==== Given data
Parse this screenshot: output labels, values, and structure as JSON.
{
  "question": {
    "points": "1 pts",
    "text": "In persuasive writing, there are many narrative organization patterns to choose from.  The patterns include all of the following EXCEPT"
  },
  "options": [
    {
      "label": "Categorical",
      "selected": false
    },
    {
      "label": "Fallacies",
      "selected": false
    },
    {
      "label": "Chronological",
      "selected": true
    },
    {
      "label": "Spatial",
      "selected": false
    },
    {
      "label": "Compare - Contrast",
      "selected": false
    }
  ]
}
========
Return the whole listing exactly, with every line included.

Parse this screenshot: output labels, values, and structure as JSON.
{
  "question": {
    "points": "1 pts",
    "text": "In persuasive writing, there are many narrative organization patterns to choose from.  The patterns include all of the following EXCEPT"
  },
  "options": [
    {
      "label": "Categorical",
      "selected": false
    },
    {
      "label": "Fallacies",
      "selected": false
    },
    {
      "label": "Chronological",
      "selected": true
    },
    {
      "label": "Spatial",
      "selected": false
    },
    {
      "label": "Compare - Contrast",
      "selected": false
    }
  ]
}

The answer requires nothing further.